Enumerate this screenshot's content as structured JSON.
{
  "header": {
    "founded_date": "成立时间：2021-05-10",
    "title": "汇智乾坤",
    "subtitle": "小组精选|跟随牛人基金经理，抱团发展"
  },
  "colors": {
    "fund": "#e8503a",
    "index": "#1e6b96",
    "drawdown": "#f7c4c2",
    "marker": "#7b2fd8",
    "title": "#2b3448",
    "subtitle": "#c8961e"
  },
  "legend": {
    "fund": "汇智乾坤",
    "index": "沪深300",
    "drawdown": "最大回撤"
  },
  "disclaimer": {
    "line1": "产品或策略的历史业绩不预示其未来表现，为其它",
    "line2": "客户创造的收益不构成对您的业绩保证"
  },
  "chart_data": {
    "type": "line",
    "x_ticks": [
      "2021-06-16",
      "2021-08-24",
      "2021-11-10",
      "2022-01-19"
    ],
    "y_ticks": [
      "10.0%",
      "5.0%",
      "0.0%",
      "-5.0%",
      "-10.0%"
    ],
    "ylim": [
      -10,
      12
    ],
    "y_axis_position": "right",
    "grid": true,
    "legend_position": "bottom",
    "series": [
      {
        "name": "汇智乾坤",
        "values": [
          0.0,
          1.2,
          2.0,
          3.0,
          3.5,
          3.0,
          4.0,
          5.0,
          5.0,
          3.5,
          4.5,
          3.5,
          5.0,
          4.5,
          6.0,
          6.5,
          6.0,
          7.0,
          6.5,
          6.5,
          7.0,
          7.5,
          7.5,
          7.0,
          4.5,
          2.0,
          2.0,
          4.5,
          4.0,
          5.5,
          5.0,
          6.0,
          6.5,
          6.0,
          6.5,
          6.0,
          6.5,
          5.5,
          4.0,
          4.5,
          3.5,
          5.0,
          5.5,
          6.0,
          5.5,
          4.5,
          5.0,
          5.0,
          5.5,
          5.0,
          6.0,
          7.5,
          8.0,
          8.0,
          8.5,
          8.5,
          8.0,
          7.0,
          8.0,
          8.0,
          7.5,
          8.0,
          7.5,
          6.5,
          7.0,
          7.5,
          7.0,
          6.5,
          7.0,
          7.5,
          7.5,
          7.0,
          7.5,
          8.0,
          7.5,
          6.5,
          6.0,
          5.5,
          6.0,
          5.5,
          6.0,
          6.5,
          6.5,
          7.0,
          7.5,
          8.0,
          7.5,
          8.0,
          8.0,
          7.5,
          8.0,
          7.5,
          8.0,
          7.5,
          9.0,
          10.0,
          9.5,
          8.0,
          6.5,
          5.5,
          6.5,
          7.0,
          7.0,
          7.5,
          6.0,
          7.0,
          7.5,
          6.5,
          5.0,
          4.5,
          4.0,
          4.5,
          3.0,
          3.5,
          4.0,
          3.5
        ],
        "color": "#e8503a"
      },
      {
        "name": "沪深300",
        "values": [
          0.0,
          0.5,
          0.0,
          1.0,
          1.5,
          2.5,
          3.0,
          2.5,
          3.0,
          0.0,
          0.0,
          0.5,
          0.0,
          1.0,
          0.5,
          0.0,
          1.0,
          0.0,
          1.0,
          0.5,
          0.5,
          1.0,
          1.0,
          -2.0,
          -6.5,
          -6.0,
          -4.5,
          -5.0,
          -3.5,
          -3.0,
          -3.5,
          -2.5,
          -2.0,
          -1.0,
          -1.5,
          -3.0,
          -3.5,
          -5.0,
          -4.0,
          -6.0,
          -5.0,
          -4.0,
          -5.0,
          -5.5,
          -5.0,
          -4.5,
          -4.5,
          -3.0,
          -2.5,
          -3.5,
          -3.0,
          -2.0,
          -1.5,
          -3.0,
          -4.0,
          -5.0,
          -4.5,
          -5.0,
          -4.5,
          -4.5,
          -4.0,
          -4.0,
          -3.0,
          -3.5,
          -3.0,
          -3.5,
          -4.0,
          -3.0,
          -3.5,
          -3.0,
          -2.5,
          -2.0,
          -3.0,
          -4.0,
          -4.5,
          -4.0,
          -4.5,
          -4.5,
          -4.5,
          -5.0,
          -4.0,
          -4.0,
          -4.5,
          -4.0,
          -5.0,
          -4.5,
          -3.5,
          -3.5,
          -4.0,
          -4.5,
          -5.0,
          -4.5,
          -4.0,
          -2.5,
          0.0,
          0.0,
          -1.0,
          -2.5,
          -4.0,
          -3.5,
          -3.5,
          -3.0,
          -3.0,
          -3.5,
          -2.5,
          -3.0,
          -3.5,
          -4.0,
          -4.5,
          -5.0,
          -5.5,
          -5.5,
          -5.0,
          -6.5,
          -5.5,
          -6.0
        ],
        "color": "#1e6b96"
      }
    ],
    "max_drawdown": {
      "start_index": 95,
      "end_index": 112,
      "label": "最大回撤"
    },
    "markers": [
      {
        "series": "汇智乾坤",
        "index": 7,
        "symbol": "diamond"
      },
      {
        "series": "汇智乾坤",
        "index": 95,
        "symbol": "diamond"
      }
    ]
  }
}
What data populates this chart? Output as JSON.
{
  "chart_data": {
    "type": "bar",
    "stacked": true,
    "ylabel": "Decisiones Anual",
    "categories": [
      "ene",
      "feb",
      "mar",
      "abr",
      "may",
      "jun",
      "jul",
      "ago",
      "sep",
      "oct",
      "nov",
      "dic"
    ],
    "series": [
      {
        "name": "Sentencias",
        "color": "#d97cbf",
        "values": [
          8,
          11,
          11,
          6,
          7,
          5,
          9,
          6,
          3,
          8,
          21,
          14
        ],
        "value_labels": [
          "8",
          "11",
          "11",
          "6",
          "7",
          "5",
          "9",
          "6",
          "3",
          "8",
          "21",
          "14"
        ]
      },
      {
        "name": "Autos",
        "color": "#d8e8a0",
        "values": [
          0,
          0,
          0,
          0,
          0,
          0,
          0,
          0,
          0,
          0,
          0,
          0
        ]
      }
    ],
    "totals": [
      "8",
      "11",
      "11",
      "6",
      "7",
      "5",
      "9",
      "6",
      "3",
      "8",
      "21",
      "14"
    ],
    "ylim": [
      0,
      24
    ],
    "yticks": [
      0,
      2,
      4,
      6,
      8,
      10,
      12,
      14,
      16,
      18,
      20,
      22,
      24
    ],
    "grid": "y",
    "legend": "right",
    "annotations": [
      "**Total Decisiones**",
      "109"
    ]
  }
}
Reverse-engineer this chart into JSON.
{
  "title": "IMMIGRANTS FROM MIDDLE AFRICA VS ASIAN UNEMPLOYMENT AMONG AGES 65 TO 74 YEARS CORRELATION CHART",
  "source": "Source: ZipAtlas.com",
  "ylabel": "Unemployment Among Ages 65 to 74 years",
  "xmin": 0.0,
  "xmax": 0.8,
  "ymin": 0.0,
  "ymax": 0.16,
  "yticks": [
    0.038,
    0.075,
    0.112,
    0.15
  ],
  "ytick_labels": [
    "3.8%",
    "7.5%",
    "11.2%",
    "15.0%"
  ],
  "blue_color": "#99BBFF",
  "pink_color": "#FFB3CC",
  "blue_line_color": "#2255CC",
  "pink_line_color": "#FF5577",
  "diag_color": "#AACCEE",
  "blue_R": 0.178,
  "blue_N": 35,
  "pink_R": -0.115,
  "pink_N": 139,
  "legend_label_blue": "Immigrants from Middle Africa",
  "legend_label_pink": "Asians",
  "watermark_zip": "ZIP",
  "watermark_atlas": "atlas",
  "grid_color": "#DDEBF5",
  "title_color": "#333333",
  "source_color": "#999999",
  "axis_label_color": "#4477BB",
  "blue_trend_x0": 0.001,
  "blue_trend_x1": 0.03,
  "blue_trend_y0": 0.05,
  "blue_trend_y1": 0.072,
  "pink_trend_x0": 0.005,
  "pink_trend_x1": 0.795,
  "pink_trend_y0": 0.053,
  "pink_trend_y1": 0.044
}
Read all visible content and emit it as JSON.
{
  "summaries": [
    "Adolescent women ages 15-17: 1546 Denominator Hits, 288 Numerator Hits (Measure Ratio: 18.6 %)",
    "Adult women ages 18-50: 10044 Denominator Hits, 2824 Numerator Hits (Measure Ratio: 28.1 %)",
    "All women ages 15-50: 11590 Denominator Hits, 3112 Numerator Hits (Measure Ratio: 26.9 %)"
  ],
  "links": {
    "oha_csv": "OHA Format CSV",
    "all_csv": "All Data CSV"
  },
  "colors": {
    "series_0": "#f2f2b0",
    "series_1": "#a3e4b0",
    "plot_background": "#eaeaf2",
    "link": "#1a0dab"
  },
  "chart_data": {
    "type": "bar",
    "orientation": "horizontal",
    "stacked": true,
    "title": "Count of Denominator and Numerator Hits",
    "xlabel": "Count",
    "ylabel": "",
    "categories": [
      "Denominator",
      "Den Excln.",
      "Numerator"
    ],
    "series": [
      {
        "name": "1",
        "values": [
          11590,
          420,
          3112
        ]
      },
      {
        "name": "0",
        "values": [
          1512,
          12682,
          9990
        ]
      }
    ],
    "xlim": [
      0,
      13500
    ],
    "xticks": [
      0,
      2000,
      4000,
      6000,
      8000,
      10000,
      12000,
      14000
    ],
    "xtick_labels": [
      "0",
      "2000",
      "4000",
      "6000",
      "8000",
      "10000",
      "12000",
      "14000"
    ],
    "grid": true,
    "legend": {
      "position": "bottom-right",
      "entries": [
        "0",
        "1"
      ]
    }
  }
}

● ● ●

WHAT TO DO >>
A line counts if it holds the word "Ratio". How many lines of the entries count? Give the number only.

SOLUTION TO THIS EXERCISE >>
3